══ Extracted material ══
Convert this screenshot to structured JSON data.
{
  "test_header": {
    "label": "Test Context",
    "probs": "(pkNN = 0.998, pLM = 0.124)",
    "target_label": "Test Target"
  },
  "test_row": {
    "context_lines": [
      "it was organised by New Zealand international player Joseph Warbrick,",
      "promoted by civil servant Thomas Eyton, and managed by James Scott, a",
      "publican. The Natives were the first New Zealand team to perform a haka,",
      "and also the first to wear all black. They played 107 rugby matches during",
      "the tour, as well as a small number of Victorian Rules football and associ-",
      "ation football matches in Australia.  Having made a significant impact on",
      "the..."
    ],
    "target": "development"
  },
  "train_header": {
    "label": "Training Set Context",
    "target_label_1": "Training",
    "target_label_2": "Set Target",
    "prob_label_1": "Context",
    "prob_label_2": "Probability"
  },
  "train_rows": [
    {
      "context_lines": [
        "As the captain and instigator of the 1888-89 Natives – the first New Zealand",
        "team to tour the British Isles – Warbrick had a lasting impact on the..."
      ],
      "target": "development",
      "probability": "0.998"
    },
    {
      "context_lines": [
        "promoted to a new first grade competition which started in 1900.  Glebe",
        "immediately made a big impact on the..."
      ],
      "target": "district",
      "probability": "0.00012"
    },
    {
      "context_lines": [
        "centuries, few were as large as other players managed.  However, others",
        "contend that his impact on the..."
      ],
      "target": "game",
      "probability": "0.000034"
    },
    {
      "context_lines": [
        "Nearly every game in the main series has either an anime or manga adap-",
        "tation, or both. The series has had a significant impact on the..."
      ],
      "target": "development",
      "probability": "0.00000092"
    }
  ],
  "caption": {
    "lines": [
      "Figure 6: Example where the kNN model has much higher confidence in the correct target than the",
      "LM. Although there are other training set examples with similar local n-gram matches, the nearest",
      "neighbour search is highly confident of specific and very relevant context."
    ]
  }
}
═══
■ **What you will do**
Output all preceding records character for character.

■ **Worked answer**
Convert this screenshot to structured JSON data.
{
  "test_header": {
    "label": "Test Context",
    "probs": "(pkNN = 0.998, pLM = 0.124)",
    "target_label": "Test Target"
  },
  "test_row": {
    "context_lines": [
      "it was organised by New Zealand international player Joseph Warbrick,",
      "promoted by civil servant Thomas Eyton, and managed by James Scott, a",
      "publican. The Natives were the first New Zealand team to perform a haka,",
      "and also the first to wear all black. They played 107 rugby matches during",
      "the tour, as well as a small number of Victorian Rules football and associ-",
      "ation football matches in Australia.  Having made a significant impact on",
      "the..."
    ],
    "target": "development"
  },
  "train_header": {
    "label": "Training Set Context",
    "target_label_1": "Training",
    "target_label_2": "Set Target",
    "prob_label_1": "Context",
    "prob_label_2": "Probability"
  },
  "train_rows": [
    {
      "context_lines": [
        "As the captain and instigator of the 1888-89 Natives – the first New Zealand",
        "team to tour the British Isles – Warbrick had a lasting impact on the..."
      ],
      "target": "development",
      "probability": "0.998"
    },
    {
      "context_lines": [
        "promoted to a new first grade competition which started in 1900.  Glebe",
        "immediately made a big impact on the..."
      ],
      "target": "district",
      "probability": "0.00012"
    },
    {
      "context_lines": [
        "centuries, few were as large as other players managed.  However, others",
        "contend that his impact on the..."
      ],
      "target": "game",
      "probability": "0.000034"
    },
    {
      "context_lines": [
        "Nearly every game in the main series has either an anime or manga adap-",
        "tation, or both. The series has had a significant impact on the..."
      ],
      "target": "development",
      "probability": "0.00000092"
    }
  ],
  "caption": {
    "lines": [
      "Figure 6: Example where the kNN model has much higher confidence in the correct target than the",
      "LM. Although there are other training set examples with similar local n-gram matches, the nearest",
      "neighbour search is highly confident of specific and very relevant context."
    ]
  }
}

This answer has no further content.